§ **Prompt**
In the data below, find every line that has the string "text", and copy it.
#### Records provided ####
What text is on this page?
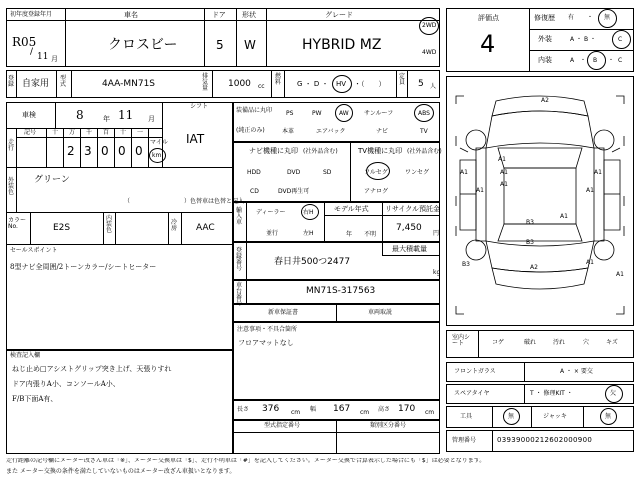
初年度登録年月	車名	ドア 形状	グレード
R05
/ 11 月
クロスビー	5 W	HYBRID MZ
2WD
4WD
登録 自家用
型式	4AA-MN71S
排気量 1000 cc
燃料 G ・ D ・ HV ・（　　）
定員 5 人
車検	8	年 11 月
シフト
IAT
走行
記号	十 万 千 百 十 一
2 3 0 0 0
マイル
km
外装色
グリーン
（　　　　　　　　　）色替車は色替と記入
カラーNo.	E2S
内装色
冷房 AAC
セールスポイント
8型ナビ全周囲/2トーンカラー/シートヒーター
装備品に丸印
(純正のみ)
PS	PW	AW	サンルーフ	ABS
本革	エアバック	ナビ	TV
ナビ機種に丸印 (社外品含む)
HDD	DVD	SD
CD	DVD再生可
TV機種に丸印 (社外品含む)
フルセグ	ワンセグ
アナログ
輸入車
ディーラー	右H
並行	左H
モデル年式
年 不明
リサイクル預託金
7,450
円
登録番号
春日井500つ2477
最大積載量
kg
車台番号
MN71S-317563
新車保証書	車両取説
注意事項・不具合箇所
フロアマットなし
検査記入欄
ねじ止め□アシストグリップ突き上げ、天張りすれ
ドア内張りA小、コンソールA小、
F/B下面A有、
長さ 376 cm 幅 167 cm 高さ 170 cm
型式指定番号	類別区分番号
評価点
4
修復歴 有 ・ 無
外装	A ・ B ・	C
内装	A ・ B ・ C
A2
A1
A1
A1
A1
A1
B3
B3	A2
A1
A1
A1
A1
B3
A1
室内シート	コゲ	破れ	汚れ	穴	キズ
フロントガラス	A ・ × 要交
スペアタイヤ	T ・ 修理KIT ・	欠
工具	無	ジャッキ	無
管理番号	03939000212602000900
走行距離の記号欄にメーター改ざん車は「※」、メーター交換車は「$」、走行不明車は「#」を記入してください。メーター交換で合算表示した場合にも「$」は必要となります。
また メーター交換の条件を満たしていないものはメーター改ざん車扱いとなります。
####
#### Records provided ####
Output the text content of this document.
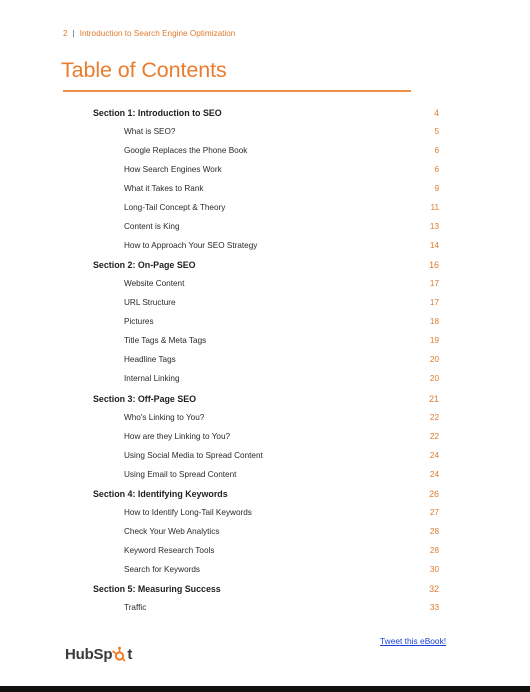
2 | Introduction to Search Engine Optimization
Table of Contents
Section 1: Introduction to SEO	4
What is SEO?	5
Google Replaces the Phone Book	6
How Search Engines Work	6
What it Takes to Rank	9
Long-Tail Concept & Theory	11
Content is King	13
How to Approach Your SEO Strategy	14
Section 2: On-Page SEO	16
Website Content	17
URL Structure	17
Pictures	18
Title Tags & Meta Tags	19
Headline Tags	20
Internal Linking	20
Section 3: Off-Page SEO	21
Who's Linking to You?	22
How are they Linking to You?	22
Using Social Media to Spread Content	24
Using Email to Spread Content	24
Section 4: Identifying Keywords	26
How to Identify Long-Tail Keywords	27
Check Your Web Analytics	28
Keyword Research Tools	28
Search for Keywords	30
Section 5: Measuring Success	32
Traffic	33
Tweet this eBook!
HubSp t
####
#### Records provided ####
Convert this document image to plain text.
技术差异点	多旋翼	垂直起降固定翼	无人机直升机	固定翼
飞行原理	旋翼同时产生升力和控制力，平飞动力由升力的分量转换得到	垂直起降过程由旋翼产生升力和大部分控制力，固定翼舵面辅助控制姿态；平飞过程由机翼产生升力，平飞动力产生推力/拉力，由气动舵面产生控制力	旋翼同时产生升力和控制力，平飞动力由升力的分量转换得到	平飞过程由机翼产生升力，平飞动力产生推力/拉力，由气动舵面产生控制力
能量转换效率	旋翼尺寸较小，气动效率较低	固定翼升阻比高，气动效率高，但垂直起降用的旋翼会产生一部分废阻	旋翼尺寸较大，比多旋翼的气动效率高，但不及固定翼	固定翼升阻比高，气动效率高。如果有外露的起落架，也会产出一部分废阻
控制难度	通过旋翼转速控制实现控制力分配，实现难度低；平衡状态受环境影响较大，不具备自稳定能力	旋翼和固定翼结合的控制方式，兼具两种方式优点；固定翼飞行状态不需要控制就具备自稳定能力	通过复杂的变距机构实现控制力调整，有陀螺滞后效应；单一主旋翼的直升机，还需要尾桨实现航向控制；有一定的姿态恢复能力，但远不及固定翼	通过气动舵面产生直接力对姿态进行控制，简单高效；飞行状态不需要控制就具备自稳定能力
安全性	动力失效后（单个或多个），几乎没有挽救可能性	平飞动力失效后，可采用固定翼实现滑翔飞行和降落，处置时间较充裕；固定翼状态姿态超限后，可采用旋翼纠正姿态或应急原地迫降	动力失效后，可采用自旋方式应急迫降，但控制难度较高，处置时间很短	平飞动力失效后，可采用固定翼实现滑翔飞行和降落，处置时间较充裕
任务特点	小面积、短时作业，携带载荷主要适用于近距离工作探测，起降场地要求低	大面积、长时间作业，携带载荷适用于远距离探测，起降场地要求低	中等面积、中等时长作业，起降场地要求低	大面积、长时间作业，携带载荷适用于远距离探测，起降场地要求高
####
§ **Correct answer**
What text is on this page?
Output the text content of this document.
Convert this document image to plain text.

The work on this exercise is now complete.